§ **AIM**
Every line below that contains "Execution" is to be copied.

(Figure dataset records)
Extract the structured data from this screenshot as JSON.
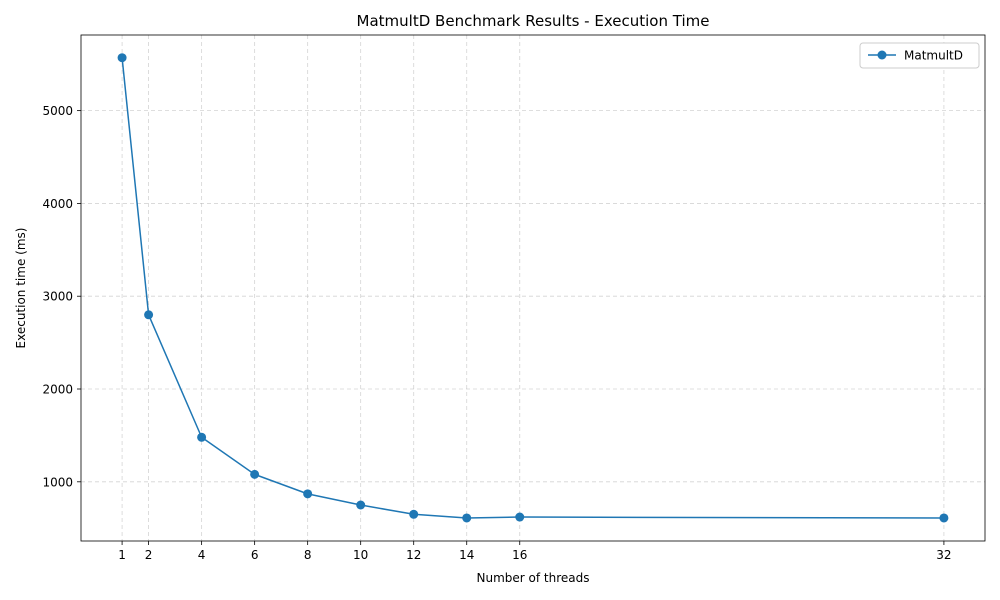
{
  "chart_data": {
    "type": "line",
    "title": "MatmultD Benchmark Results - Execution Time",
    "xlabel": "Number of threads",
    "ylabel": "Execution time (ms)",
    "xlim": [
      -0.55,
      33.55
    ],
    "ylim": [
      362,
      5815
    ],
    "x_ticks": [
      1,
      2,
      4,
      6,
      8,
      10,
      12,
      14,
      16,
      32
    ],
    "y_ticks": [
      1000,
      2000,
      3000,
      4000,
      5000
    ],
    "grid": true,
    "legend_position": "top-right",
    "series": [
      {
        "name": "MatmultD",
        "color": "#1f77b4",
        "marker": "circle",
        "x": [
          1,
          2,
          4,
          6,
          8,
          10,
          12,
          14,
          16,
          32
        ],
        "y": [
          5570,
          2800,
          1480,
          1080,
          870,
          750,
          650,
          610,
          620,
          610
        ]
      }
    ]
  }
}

§ **WORKED SOLUTION**
    "title": "MatmultD Benchmark Results - Execution Time",
    "ylabel": "Execution time (ms)",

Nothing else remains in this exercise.